Region boundary data:
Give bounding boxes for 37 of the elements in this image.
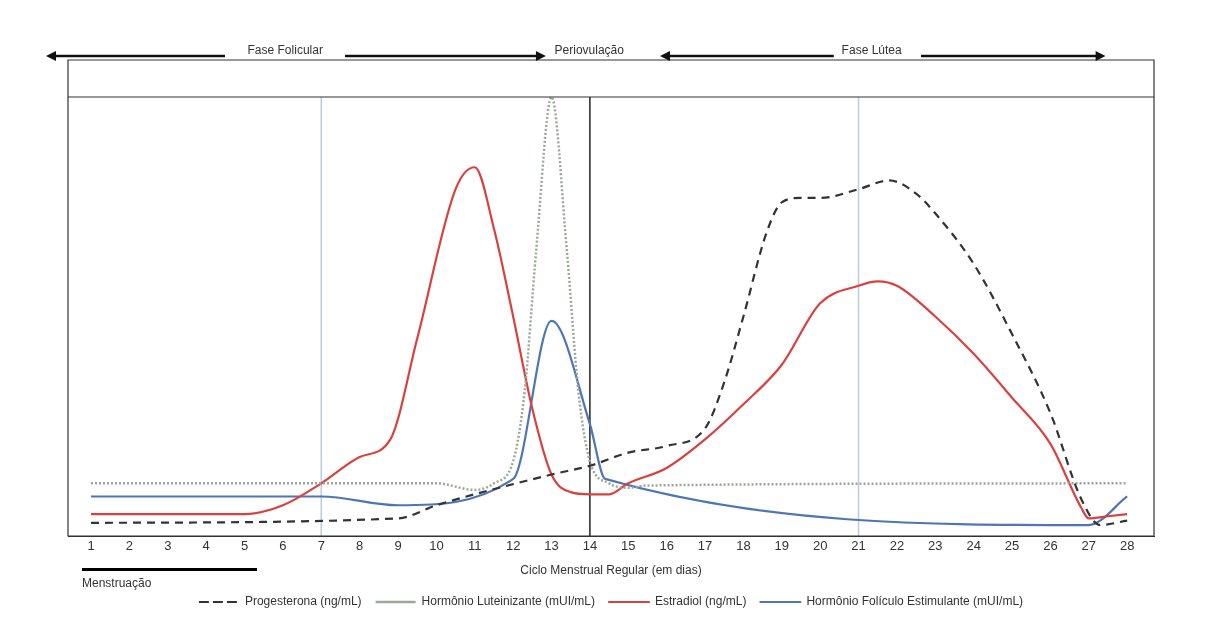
text: Menstruação [82, 576, 152, 591]
x-tick-label: 25 [1004, 538, 1020, 554]
legend-label: Estradiol (ng/mL) [655, 594, 747, 609]
x-tick-label: 5 [240, 538, 249, 554]
x-tick-label: 19 [774, 538, 789, 554]
x-tick-label: 3 [164, 538, 172, 554]
x-tick-label: 26 [1043, 538, 1058, 554]
x-tick-label: 27 [1081, 538, 1096, 554]
x-tick-label: 24 [966, 538, 981, 554]
x-tick-label: 4 [202, 538, 210, 554]
x-tick-label: 23 [928, 538, 943, 554]
x-tick-label: 28 [1119, 538, 1135, 554]
x-tick-label: 8 [356, 538, 364, 554]
text: Fase Lútea [841, 43, 902, 58]
x-tick-label: 20 [812, 538, 828, 554]
x-tick-label: 12 [505, 538, 521, 554]
x-tick-label: 21 [851, 538, 866, 554]
text: Fase Folicular [247, 43, 323, 58]
text: Periovulação [554, 43, 625, 58]
x-tick-label: 15 [621, 538, 636, 554]
legend-label: Progesterona (ng/mL) [244, 594, 362, 609]
x-tick-label: 2 [125, 538, 134, 554]
x-axis-title: Ciclo Menstrual Regular (em dias) [520, 563, 702, 578]
x-tick-label: 10 [429, 538, 444, 554]
legend-label: Hormônio Folículo Estimulante (mUI/mL) [806, 594, 1024, 609]
x-tick-label: 22 [889, 538, 905, 554]
x-tick-label: 7 [317, 538, 325, 554]
x-tick-label: 1 [87, 538, 95, 554]
legend-label: Hormônio Luteinizante (mUI/mL) [421, 594, 596, 609]
x-tick-label: 9 [394, 538, 402, 554]
x-tick-label: 14 [582, 538, 598, 554]
x-tick-label: 6 [279, 538, 287, 554]
x-tick-label: 16 [659, 538, 674, 554]
x-tick-label: 11 [468, 538, 482, 554]
x-tick-label: 18 [736, 538, 751, 554]
x-tick-label: 17 [697, 538, 713, 554]
x-tick-label: 13 [544, 538, 559, 554]
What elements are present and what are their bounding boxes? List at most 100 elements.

TO BE DONE: Reproduce all of the data above verbatim, leaving out the picture.

EXERCISE ANSWER:
Give bounding boxes for 37 of the elements in this image.
text: Menstruação [82, 576, 152, 591]
x-tick-label: 25 [1004, 538, 1020, 554]
legend-label: Estradiol (ng/mL) [655, 594, 747, 609]
x-tick-label: 5 [240, 538, 249, 554]
x-tick-label: 19 [774, 538, 789, 554]
x-tick-label: 3 [164, 538, 172, 554]
x-tick-label: 26 [1043, 538, 1058, 554]
x-tick-label: 27 [1081, 538, 1096, 554]
x-tick-label: 24 [966, 538, 981, 554]
x-tick-label: 4 [202, 538, 210, 554]
x-tick-label: 23 [928, 538, 943, 554]
x-tick-label: 28 [1119, 538, 1135, 554]
x-tick-label: 8 [356, 538, 364, 554]
text: Fase Lútea [841, 43, 902, 58]
x-tick-label: 20 [812, 538, 828, 554]
x-tick-label: 12 [505, 538, 521, 554]
x-tick-label: 21 [851, 538, 866, 554]
text: Fase Folicular [247, 43, 323, 58]
text: Periovulação [554, 43, 625, 58]
x-tick-label: 15 [621, 538, 636, 554]
legend-label: Progesterona (ng/mL) [244, 594, 362, 609]
x-tick-label: 2 [125, 538, 134, 554]
x-axis-title: Ciclo Menstrual Regular (em dias) [520, 563, 702, 578]
x-tick-label: 10 [429, 538, 444, 554]
legend-label: Hormônio Folículo Estimulante (mUI/mL) [806, 594, 1024, 609]
x-tick-label: 22 [889, 538, 905, 554]
x-tick-label: 7 [317, 538, 325, 554]
x-tick-label: 1 [87, 538, 95, 554]
legend-label: Hormônio Luteinizante (mUI/mL) [421, 594, 596, 609]
x-tick-label: 9 [394, 538, 402, 554]
x-tick-label: 14 [582, 538, 598, 554]
x-tick-label: 6 [279, 538, 287, 554]
x-tick-label: 16 [659, 538, 674, 554]
x-tick-label: 11 [468, 538, 482, 554]
x-tick-label: 18 [736, 538, 751, 554]
x-tick-label: 17 [697, 538, 713, 554]
x-tick-label: 13 [544, 538, 559, 554]
What elements are present and what are their bounding boxes? List at most 100 elements.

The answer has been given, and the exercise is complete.